━━━ Available records

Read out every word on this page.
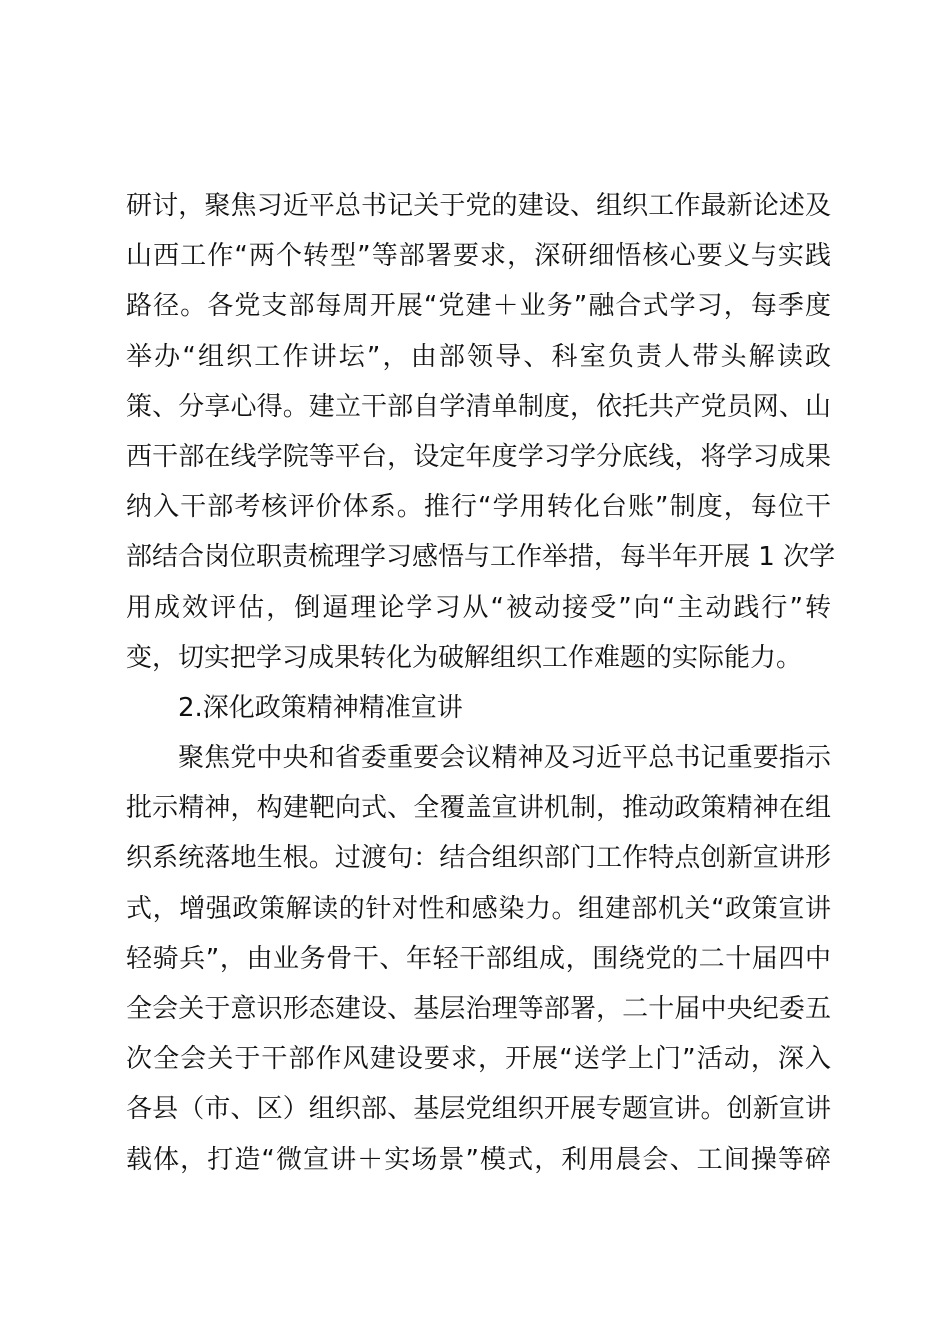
研讨，聚焦习近平总书记关于党的建设、组织工作最新论述及
山西工作“两个转型”等部署要求，深研细悟核心要义与实践
路径。各党支部每周开展“党建＋业务”融合式学习，每季度
举办“组织工作讲坛”，由部领导、科室负责人带头解读政
策、分享心得。建立干部自学清单制度，依托共产党员网、山
西干部在线学院等平台，设定年度学习学分底线，将学习成果
纳入干部考核评价体系。推行“学用转化台账”制度，每位干
部结合岗位职责梳理学习感悟与工作举措，每半年开展 1 次学
用成效评估，倒逼理论学习从“被动接受”向“主动践行”转
变，切实把学习成果转化为破解组织工作难题的实际能力。
2.深化政策精神精准宣讲
聚焦党中央和省委重要会议精神及习近平总书记重要指示
批示精神，构建靶向式、全覆盖宣讲机制，推动政策精神在组
织系统落地生根。过渡句：结合组织部门工作特点创新宣讲形
式，增强政策解读的针对性和感染力。组建部机关“政策宣讲
轻骑兵”，由业务骨干、年轻干部组成，围绕党的二十届四中
全会关于意识形态建设、基层治理等部署，二十届中央纪委五
次全会关于干部作风建设要求，开展“送学上门”活动，深入
各县（市、区）组织部、基层党组织开展专题宣讲。创新宣讲
载体，打造“微宣讲＋实场景”模式，利用晨会、工间操等碎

━━━━━━

Written request
Print all of the entries word for word. Omit the pictures they contain.

Answer for this exercise
Read out every word on this page.
研讨，聚焦习近平总书记关于党的建设、组织工作最新论述及
山西工作“两个转型”等部署要求，深研细悟核心要义与实践
路径。各党支部每周开展“党建＋业务”融合式学习，每季度
举办“组织工作讲坛”，由部领导、科室负责人带头解读政
策、分享心得。建立干部自学清单制度，依托共产党员网、山
西干部在线学院等平台，设定年度学习学分底线，将学习成果
纳入干部考核评价体系。推行“学用转化台账”制度，每位干
部结合岗位职责梳理学习感悟与工作举措，每半年开展 1 次学
用成效评估，倒逼理论学习从“被动接受”向“主动践行”转
变，切实把学习成果转化为破解组织工作难题的实际能力。
2.深化政策精神精准宣讲
聚焦党中央和省委重要会议精神及习近平总书记重要指示
批示精神，构建靶向式、全覆盖宣讲机制，推动政策精神在组
织系统落地生根。过渡句：结合组织部门工作特点创新宣讲形
式，增强政策解读的针对性和感染力。组建部机关“政策宣讲
轻骑兵”，由业务骨干、年轻干部组成，围绕党的二十届四中
全会关于意识形态建设、基层治理等部署，二十届中央纪委五
次全会关于干部作风建设要求，开展“送学上门”活动，深入
各县（市、区）组织部、基层党组织开展专题宣讲。创新宣讲
载体，打造“微宣讲＋实场景”模式，利用晨会、工间操等碎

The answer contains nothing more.